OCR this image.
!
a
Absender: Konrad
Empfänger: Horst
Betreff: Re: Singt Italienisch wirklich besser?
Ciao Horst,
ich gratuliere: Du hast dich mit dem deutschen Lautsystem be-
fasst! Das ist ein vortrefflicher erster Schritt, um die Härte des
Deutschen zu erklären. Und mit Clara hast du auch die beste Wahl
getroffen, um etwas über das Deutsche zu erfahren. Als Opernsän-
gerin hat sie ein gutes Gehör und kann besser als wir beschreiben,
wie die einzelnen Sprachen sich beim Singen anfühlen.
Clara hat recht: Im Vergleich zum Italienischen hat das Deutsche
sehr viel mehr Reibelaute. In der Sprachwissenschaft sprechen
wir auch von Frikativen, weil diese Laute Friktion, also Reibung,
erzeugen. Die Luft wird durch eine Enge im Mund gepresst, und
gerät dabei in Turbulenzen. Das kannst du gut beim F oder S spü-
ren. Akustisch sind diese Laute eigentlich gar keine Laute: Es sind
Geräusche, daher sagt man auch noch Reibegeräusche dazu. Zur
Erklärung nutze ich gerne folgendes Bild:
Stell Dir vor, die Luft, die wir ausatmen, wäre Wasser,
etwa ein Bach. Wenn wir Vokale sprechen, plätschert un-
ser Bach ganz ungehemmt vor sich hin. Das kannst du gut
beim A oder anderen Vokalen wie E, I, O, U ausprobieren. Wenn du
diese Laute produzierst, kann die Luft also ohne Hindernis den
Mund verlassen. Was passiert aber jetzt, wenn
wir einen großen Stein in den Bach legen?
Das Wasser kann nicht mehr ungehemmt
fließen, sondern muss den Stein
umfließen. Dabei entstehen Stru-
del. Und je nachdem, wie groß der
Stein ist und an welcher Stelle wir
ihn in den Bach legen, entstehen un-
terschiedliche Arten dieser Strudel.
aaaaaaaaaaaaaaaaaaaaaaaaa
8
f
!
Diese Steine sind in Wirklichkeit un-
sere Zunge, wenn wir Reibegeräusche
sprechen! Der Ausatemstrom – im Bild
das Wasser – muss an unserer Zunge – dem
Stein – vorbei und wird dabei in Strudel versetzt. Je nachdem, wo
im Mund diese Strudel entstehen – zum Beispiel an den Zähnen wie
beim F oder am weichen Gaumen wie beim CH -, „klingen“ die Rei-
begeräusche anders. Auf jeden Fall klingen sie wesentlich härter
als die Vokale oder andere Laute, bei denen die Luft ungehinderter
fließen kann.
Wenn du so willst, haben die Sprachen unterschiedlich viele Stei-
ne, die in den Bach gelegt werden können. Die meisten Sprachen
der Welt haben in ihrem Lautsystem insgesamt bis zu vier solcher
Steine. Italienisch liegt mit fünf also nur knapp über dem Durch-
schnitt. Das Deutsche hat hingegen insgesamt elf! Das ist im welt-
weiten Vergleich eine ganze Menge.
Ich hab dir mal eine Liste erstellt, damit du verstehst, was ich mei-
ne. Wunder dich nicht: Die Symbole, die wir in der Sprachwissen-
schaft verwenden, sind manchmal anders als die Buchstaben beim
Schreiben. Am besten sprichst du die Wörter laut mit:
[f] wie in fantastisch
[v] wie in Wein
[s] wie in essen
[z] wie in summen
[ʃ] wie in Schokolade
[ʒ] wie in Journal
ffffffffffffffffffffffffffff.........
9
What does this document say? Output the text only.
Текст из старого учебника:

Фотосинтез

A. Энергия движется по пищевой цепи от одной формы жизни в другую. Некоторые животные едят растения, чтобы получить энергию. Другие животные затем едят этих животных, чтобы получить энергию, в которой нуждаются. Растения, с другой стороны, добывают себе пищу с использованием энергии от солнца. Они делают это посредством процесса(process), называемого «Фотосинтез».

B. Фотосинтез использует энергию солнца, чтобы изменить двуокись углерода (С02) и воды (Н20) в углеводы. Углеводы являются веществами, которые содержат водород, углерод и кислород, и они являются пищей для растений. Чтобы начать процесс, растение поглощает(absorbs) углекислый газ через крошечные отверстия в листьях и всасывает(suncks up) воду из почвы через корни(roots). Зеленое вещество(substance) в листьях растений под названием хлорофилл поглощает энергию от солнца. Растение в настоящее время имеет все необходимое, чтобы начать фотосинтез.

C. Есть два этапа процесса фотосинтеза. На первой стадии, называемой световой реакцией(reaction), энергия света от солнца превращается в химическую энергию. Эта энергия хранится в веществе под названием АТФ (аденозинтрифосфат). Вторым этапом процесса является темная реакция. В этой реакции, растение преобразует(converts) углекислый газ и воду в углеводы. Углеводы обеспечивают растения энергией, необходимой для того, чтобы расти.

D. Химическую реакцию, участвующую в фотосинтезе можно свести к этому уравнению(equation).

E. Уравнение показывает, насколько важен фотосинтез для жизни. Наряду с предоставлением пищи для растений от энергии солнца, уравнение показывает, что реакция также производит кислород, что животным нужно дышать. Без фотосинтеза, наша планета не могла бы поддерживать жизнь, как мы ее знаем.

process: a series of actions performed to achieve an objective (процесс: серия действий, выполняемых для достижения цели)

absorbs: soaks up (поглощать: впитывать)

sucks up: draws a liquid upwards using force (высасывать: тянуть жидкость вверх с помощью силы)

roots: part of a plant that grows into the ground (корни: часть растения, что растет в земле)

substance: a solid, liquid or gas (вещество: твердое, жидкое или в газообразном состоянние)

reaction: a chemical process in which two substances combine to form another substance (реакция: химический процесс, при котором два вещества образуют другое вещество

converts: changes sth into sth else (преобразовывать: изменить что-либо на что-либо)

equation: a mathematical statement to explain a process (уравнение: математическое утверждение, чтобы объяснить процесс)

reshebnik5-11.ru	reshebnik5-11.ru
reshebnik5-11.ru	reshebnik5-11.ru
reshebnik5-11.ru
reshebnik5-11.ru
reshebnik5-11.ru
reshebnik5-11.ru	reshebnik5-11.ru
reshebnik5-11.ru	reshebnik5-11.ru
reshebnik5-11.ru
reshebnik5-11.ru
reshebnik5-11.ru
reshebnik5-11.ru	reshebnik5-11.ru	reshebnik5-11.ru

● **Job**: Check each line of the records for the word "reaction", and show the lines that contain it.

● **Solution to this problem**:
C. Есть два этапа процесса фотосинтеза. На первой стадии, называемой световой реакцией(reaction), энергия света от солнца превращается в химическую энергию. Эта энергия хранится в веществе под названием АТФ (аденозинтрифосфат). Вторым этапом процесса является темная реакция. В этой реакции, растение преобразует(converts) углекислый газ и воду в углеводы. Углеводы обеспечивают растения энергией, необходимой для того, чтобы расти.
reaction: a chemical process in which two substances combine to form another substance (реакция: химический процесс, при котором два вещества образуют другое вещество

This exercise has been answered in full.